Pick out the lines in the listing below that contain the word "Design" and copy them.
**** GIVEN RECORDS ****
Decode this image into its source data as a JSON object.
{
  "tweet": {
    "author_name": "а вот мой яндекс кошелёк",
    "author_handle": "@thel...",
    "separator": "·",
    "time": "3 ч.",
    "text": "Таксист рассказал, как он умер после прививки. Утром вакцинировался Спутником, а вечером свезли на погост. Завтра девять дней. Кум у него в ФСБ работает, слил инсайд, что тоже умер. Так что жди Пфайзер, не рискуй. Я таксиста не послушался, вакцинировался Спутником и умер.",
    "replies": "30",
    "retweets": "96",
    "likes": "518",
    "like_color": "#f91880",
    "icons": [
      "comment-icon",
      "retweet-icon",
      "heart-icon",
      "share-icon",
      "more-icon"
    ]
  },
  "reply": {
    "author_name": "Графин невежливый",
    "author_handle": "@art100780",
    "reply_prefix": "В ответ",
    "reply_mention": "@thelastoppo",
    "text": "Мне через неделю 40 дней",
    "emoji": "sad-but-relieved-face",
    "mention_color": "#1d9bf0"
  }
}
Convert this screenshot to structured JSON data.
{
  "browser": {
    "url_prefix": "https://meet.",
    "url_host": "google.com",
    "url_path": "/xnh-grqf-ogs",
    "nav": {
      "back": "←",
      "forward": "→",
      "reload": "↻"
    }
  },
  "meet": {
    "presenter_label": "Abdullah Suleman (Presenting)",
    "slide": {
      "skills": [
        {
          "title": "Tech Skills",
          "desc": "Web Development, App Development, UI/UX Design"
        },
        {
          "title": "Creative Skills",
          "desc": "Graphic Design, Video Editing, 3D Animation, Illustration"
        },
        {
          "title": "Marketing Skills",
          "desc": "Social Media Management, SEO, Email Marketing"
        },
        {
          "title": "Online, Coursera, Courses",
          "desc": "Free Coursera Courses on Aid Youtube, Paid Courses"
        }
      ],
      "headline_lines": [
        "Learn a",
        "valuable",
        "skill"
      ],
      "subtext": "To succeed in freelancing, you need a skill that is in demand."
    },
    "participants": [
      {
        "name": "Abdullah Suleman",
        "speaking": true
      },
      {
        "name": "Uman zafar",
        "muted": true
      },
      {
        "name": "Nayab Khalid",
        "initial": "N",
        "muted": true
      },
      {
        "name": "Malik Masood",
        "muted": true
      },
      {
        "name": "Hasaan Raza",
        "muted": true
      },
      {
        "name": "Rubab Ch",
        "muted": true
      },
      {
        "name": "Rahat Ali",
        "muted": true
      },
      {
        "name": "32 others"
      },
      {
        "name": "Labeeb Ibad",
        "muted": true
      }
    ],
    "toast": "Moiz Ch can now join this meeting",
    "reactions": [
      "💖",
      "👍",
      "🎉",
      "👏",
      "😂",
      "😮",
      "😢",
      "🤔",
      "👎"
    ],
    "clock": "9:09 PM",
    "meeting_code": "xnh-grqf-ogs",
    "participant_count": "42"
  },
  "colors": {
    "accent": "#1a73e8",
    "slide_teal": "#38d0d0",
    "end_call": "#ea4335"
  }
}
****
**** GIVEN RECORDS ****
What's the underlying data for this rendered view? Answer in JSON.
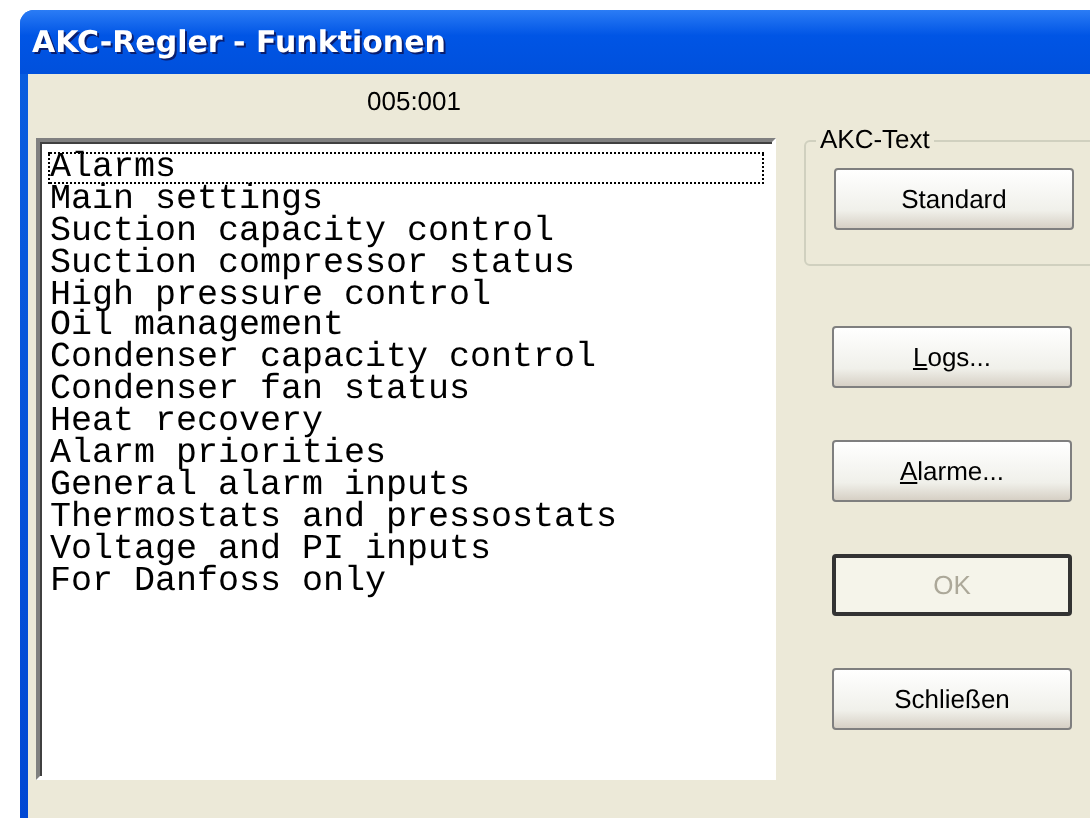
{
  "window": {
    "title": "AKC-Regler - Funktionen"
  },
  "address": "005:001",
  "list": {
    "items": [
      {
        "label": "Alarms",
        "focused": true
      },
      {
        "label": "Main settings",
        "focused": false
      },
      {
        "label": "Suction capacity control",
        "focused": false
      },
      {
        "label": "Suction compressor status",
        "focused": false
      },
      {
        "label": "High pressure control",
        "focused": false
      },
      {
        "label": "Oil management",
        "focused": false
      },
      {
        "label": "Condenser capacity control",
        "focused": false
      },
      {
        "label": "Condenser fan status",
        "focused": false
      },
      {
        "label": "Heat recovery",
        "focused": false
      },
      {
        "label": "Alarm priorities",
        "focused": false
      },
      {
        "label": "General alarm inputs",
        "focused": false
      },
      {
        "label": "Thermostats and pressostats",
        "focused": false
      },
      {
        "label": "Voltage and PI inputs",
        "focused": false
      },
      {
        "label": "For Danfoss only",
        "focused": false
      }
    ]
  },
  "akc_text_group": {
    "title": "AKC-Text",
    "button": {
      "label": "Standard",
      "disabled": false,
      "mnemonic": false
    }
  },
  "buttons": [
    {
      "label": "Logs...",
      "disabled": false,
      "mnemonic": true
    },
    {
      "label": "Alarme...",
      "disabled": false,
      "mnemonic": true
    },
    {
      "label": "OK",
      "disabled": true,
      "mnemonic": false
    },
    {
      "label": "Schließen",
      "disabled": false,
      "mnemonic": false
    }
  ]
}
****
**REPLY TO THE TASK:**
          "desc": "Web Development, App Development, UI/UX Design"
          "desc": "Graphic Design, Video Editing, 3D Animation, Illustration"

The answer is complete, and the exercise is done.